## Start DOCUMENT PASSAGE
I was reviewing the different guises of the regulations--the stupid ones, the inconsistent ones, and the ones that might be well meant but which in practice turn out to be absurd. For example, there are the electricity at work regulations. When one mentions them to hoteliers, strong men go pale. A hotelier said to me that the electrician who looked at his hotel sucked his breath betwen his teeth, shook his head sadly and said, "It is going to cost you £17, 500 to have all the regulations checked." By the way, after he said that, he added, "I know that you can't afford it, so why don't I Just give you a certificate, and you give me £500 cash?" That is the criminal element which is encouraged by these mad regulations. They breed corruption and the attitude that my hon. Friend the Member for Ribble Valley (Mr. Evans) mentioned in respect of signs attached to vans in fields and so on.

Lady Olga Maitland : It costs £2.50 to have each electrical appliance checked. One hotel could spend £4,000 or £5,000 a year. That emphasises that small hotels go out of business because of just one tiny matter.

Mr. Sproat : My hon. Friend makes a very good point. It must be remembered that it is not just regulations such as those in respect of Camembert, which might seem piffling or not so piffling, but the accumulation of regulations--the fire officers, the environmental health officers, the small company audit requirements, and all the immigration forms that have to be filled in. I have yet to find, although I daresay they exist, a hotel that has been asked to send to the Home Office the forms that they have to fill in for every visitor and keep for a minimum of 12 months. The accumulation of regulations adds to the absurdity and the difficulty of the matter. There is heavy-handed, officious and disproportionate treatment. A publican was actually threatened with a criminal charge and possible imprisonment for smoking a pipe while he pulled a pint. Things have become fairly bad when one is threatened with imprisonment for smoking a pipe in one's own pub.
## End DOCUMENT PASSAGE
## Start COLLECTED DATA
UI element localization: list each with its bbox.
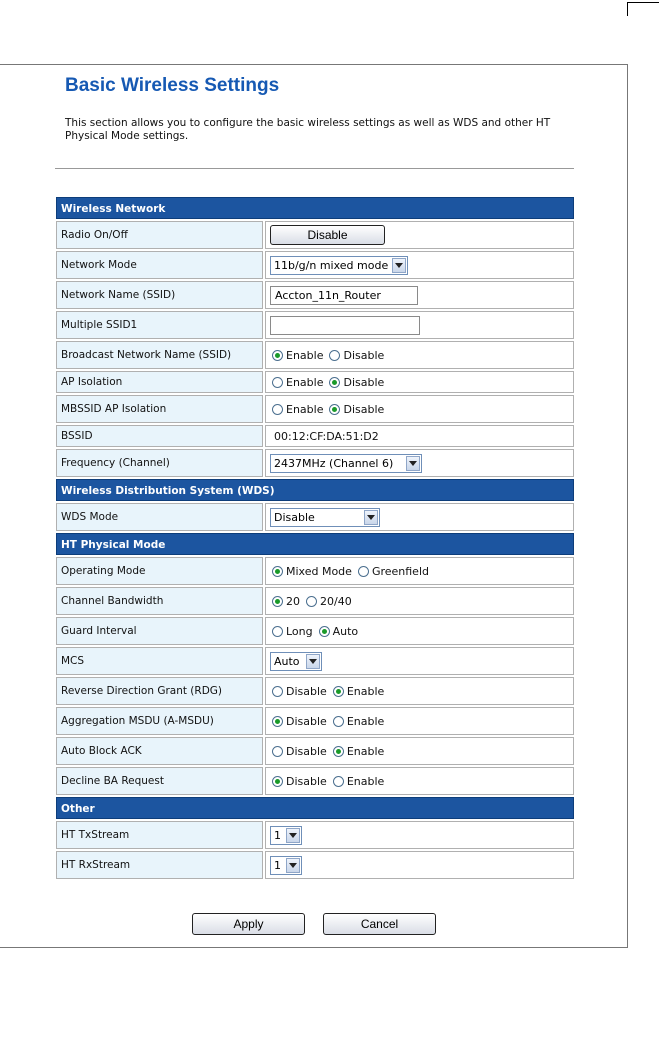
## End COLLECTED DATA
» **AIM 1**
In the debate excerpt on regulations, what does it cost to have each electrical appliance checked?
» **AIM 2**
Rewrite part of the debate excerpt on regulations with "electrician" changed to "inspector". Begin at the words "I was reviewing" and stop after "fields and so on.".
Answer from the text alone, without outside knowledge.

» **CORRECT RESPONSE 1**
£2.50

» **CORRECT RESPONSE 2**
I was reviewing the different guises of the regulations--the stupid ones, the inconsistent ones, and the ones that might be well meant but which in practice turn out to be absurd. For example, there are the electricity at work regulations. When one mentions them to hoteliers, strong men go pale. A hotelier said to me that the inspector who looked at his hotel sucked his breath betwen his teeth, shook his head sadly and said, "It is going to cost you £17, 500 to have all the regulations checked." By the way, after he said that, he added, "I know that you can't afford it, so why don't I Just give you a certificate, and you give me £500 cash?" That is the criminal element which is encouraged by these mad regulations. They breed corruption and the attitude that my hon. Friend the Member for Ribble Valley (Mr. Evans) mentioned in respect of signs attached to vans in fields and so on.